• [TASK TO CARRY OUT] Would you set down every entry shown below, precisely as written?
:: RECORD SET ::
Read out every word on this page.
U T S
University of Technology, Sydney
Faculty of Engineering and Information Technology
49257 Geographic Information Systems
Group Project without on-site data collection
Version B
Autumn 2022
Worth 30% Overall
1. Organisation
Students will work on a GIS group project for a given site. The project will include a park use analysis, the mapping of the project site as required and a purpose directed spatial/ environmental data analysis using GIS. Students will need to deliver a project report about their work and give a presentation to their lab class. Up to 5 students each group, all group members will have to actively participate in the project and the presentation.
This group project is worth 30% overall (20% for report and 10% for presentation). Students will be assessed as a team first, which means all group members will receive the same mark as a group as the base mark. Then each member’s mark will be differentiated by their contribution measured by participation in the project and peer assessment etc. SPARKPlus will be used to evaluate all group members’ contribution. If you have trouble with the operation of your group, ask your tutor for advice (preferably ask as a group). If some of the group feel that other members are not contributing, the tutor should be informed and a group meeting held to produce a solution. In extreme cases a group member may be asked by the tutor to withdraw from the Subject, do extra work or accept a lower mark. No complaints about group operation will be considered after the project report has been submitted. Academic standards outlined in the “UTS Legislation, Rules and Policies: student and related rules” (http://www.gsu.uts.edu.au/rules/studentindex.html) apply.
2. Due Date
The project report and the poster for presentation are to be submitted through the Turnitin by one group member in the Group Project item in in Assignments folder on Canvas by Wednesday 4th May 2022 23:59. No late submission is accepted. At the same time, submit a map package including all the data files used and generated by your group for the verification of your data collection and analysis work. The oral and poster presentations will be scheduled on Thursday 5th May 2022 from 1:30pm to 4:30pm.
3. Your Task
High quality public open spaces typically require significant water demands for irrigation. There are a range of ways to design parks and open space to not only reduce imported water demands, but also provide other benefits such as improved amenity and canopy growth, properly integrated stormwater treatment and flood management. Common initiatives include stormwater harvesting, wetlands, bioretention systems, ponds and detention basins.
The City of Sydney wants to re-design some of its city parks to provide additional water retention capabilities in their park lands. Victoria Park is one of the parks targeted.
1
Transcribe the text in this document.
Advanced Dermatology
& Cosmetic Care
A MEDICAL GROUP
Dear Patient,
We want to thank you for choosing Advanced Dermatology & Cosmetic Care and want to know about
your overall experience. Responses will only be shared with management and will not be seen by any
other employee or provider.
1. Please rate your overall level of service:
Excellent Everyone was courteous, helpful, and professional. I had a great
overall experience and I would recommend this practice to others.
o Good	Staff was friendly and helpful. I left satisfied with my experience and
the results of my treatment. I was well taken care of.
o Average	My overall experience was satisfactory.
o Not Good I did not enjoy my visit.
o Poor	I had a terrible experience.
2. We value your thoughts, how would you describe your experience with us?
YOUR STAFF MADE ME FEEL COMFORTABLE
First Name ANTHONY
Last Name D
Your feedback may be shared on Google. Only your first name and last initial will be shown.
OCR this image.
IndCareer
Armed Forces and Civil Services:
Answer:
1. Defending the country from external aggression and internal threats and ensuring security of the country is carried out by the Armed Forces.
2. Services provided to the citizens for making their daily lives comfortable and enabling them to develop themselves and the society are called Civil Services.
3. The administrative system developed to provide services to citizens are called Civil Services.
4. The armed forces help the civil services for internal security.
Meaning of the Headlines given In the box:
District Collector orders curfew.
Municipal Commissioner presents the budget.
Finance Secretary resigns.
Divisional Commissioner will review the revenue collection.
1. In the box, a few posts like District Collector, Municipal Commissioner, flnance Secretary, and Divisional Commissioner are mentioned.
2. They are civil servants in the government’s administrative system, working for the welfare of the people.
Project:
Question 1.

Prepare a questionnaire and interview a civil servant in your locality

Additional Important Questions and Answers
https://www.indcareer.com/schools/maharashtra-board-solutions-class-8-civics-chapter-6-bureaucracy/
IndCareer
:::
• [COMPLETED EXERCISE]
Read out every word on this page.
U T S
University of Technology, Sydney
Faculty of Engineering and Information Technology
49257 Geographic Information Systems
Group Project without on-site data collection
Version B
Autumn 2022
Worth 30% Overall
1. Organisation
Students will work on a GIS group project for a given site. The project will include a park use analysis, the mapping of the project site as required and a purpose directed spatial/ environmental data analysis using GIS. Students will need to deliver a project report about their work and give a presentation to their lab class. Up to 5 students each group, all group members will have to actively participate in the project and the presentation.
This group project is worth 30% overall (20% for report and 10% for presentation). Students will be assessed as a team first, which means all group members will receive the same mark as a group as the base mark. Then each member’s mark will be differentiated by their contribution measured by participation in the project and peer assessment etc. SPARKPlus will be used to evaluate all group members’ contribution. If you have trouble with the operation of your group, ask your tutor for advice (preferably ask as a group). If some of the group feel that other members are not contributing, the tutor should be informed and a group meeting held to produce a solution. In extreme cases a group member may be asked by the tutor to withdraw from the Subject, do extra work or accept a lower mark. No complaints about group operation will be considered after the project report has been submitted. Academic standards outlined in the “UTS Legislation, Rules and Policies: student and related rules” (http://www.gsu.uts.edu.au/rules/studentindex.html) apply.
2. Due Date
The project report and the poster for presentation are to be submitted through the Turnitin by one group member in the Group Project item in in Assignments folder on Canvas by Wednesday 4th May 2022 23:59. No late submission is accepted. At the same time, submit a map package including all the data files used and generated by your group for the verification of your data collection and analysis work. The oral and poster presentations will be scheduled on Thursday 5th May 2022 from 1:30pm to 4:30pm.
3. Your Task
High quality public open spaces typically require significant water demands for irrigation. There are a range of ways to design parks and open space to not only reduce imported water demands, but also provide other benefits such as improved amenity and canopy growth, properly integrated stormwater treatment and flood management. Common initiatives include stormwater harvesting, wetlands, bioretention systems, ponds and detention basins.
The City of Sydney wants to re-design some of its city parks to provide additional water retention capabilities in their park lands. Victoria Park is one of the parks targeted.
1
Transcribe the text in this document.
Advanced Dermatology
& Cosmetic Care
A MEDICAL GROUP
Dear Patient,
We want to thank you for choosing Advanced Dermatology & Cosmetic Care and want to know about
your overall experience. Responses will only be shared with management and will not be seen by any
other employee or provider.
1. Please rate your overall level of service:
Excellent Everyone was courteous, helpful, and professional. I had a great
overall experience and I would recommend this practice to others.
o Good	Staff was friendly and helpful. I left satisfied with my experience and
the results of my treatment. I was well taken care of.
o Average	My overall experience was satisfactory.
o Not Good I did not enjoy my visit.
o Poor	I had a terrible experience.
2. We value your thoughts, how would you describe your experience with us?
YOUR STAFF MADE ME FEEL COMFORTABLE
First Name ANTHONY
Last Name D
Your feedback may be shared on Google. Only your first name and last initial will be shown.
OCR this image.
IndCareer
Armed Forces and Civil Services:
Answer:
1. Defending the country from external aggression and internal threats and ensuring security of the country is carried out by the Armed Forces.
2. Services provided to the citizens for making their daily lives comfortable and enabling them to develop themselves and the society are called Civil Services.
3. The administrative system developed to provide services to citizens are called Civil Services.
4. The armed forces help the civil services for internal security.
Meaning of the Headlines given In the box:
District Collector orders curfew.
Municipal Commissioner presents the budget.
Finance Secretary resigns.
Divisional Commissioner will review the revenue collection.
1. In the box, a few posts like District Collector, Municipal Commissioner, flnance Secretary, and Divisional Commissioner are mentioned.
2. They are civil servants in the government’s administrative system, working for the welfare of the people.
Project:
Question 1.

Prepare a questionnaire and interview a civil servant in your locality

Additional Important Questions and Answers
https://www.indcareer.com/schools/maharashtra-board-solutions-class-8-civics-chapter-6-bureaucracy/
IndCareer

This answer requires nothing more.